» **Set problem**
Copy the listing below without any changes, from the line containing "localize all elements." through the line containing "In the image", both of those lines included.

+-------+

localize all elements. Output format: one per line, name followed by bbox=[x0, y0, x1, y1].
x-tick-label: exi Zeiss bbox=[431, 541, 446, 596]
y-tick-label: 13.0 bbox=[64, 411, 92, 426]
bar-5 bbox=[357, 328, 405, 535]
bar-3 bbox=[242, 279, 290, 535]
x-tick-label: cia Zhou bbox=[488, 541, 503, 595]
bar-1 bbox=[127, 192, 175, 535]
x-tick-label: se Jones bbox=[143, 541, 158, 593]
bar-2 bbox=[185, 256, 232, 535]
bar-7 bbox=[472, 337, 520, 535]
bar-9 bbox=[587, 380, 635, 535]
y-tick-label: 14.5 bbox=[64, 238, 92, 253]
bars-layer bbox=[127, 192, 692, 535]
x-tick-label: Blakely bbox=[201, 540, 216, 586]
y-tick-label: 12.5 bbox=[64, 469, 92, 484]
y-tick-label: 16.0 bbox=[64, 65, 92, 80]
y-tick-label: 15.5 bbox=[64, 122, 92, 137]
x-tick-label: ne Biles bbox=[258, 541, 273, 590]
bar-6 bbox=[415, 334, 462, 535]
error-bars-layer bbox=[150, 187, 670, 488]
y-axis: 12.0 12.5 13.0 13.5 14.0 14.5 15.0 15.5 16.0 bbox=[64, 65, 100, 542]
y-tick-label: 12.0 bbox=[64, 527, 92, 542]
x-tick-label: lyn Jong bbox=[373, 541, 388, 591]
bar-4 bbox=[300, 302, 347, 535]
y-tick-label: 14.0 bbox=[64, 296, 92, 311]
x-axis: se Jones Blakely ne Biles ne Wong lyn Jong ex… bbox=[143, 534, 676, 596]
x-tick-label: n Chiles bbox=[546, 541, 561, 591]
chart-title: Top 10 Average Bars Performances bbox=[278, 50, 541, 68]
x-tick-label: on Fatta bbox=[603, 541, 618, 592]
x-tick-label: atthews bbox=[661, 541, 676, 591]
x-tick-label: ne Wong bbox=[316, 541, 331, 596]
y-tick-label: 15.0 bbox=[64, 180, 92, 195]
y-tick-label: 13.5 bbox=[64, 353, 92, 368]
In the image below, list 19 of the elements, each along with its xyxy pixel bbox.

+-------+

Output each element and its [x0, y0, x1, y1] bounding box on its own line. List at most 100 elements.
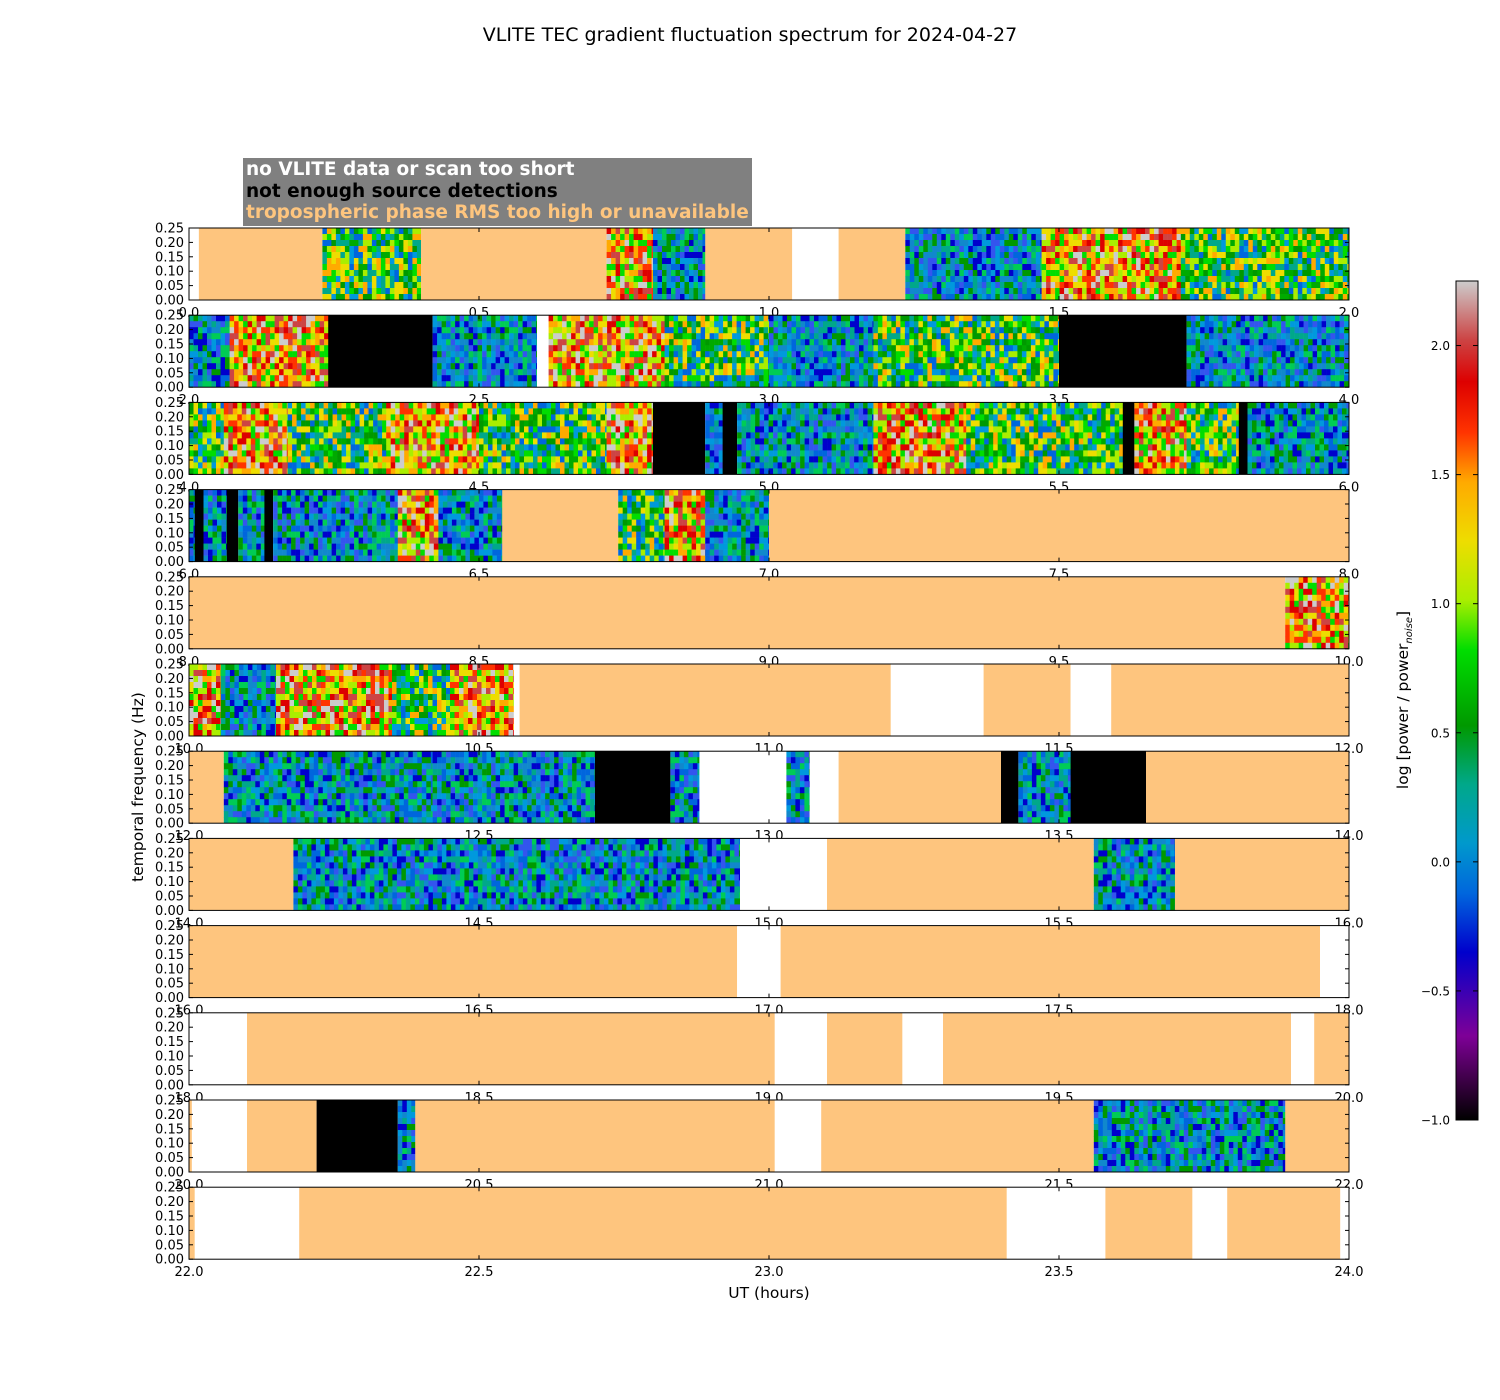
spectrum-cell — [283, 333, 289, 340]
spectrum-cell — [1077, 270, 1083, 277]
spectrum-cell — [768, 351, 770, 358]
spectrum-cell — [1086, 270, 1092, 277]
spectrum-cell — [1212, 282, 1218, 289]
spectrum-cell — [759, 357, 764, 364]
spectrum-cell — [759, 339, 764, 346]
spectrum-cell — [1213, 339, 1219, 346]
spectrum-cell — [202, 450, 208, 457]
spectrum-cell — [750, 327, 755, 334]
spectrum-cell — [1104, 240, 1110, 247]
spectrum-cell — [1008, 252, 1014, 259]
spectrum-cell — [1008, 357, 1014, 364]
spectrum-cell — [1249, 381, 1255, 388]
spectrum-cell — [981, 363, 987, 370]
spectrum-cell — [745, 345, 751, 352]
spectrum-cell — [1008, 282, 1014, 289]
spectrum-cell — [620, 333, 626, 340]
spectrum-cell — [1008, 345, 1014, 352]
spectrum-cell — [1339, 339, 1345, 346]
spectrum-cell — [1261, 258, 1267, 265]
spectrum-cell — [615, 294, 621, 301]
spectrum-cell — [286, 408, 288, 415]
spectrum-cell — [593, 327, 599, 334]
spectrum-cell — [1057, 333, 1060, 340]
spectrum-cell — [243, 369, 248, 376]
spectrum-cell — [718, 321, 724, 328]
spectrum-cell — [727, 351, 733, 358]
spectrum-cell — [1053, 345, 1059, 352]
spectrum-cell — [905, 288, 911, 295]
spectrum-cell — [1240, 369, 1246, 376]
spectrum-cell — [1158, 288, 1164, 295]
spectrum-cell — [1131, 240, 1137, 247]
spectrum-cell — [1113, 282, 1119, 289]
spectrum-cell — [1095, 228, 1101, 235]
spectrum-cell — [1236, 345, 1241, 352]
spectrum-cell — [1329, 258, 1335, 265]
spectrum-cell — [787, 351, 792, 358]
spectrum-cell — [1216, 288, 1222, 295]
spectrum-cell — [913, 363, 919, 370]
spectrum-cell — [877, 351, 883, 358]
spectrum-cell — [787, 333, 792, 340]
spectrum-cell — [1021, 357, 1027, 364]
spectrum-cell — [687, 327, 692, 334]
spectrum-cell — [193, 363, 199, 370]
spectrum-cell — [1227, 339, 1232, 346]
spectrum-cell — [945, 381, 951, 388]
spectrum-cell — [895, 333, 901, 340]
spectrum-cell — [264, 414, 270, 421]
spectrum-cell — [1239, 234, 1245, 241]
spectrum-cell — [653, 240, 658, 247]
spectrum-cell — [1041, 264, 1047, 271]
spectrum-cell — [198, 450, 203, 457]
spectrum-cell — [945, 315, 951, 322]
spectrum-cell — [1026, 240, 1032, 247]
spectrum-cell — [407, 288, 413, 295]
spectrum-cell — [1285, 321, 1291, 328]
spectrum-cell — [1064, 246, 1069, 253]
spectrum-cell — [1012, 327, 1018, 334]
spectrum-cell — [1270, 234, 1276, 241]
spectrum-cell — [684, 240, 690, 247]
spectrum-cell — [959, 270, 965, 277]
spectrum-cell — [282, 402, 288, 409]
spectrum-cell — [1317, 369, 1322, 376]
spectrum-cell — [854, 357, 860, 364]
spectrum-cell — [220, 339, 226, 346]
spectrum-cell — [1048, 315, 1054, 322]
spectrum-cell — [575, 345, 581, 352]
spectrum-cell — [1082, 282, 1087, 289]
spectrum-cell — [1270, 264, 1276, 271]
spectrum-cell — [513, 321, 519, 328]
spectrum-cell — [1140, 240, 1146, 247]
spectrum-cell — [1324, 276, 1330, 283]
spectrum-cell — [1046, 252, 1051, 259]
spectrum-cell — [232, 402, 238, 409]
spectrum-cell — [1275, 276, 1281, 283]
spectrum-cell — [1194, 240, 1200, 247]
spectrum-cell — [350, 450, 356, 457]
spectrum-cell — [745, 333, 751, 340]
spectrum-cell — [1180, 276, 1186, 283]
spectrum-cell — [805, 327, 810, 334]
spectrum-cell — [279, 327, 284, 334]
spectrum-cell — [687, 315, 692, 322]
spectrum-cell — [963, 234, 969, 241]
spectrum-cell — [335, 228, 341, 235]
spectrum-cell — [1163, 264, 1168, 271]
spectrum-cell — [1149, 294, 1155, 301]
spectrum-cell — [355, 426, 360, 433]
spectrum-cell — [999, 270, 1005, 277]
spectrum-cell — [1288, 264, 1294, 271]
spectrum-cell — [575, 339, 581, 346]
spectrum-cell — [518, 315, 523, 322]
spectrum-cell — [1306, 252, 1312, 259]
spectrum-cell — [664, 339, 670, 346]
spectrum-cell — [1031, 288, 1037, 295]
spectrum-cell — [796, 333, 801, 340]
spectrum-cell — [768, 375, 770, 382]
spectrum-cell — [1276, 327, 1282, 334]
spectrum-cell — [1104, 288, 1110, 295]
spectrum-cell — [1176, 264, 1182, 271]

+-------+

» **Solution to this task**
localize all elements. Output format: one per line, name followed by bbox=[x0, y0, x1, y1].
x-tick-label: exi Zeiss bbox=[431, 541, 446, 596]
y-tick-label: 13.0 bbox=[64, 411, 92, 426]
bar-5 bbox=[357, 328, 405, 535]
bar-3 bbox=[242, 279, 290, 535]
x-tick-label: cia Zhou bbox=[488, 541, 503, 595]
bar-1 bbox=[127, 192, 175, 535]
x-tick-label: se Jones bbox=[143, 541, 158, 593]
bar-2 bbox=[185, 256, 232, 535]
bar-7 bbox=[472, 337, 520, 535]
bar-9 bbox=[587, 380, 635, 535]
y-tick-label: 14.5 bbox=[64, 238, 92, 253]
bars-layer bbox=[127, 192, 692, 535]
x-tick-label: Blakely bbox=[201, 540, 216, 586]
y-tick-label: 12.5 bbox=[64, 469, 92, 484]
y-tick-label: 16.0 bbox=[64, 65, 92, 80]
y-tick-label: 15.5 bbox=[64, 122, 92, 137]
x-tick-label: ne Biles bbox=[258, 541, 273, 590]
bar-6 bbox=[415, 334, 462, 535]
error-bars-layer bbox=[150, 187, 670, 488]
y-axis: 12.0 12.5 13.0 13.5 14.0 14.5 15.0 15.5 16.0 bbox=[64, 65, 100, 542]
y-tick-label: 12.0 bbox=[64, 527, 92, 542]
x-tick-label: lyn Jong bbox=[373, 541, 388, 591]
bar-4 bbox=[300, 302, 347, 535]
y-tick-label: 14.0 bbox=[64, 296, 92, 311]
x-axis: se Jones Blakely ne Biles ne Wong lyn Jong ex… bbox=[143, 534, 676, 596]
x-tick-label: n Chiles bbox=[546, 541, 561, 591]
chart-title: Top 10 Average Bars Performances bbox=[278, 50, 541, 68]
x-tick-label: on Fatta bbox=[603, 541, 618, 592]
x-tick-label: atthews bbox=[661, 541, 676, 591]
x-tick-label: ne Wong bbox=[316, 541, 331, 596]
y-tick-label: 15.0 bbox=[64, 180, 92, 195]
y-tick-label: 13.5 bbox=[64, 353, 92, 368]
In the image below, list 19 of the elements, each along with its xyxy pixel bbox.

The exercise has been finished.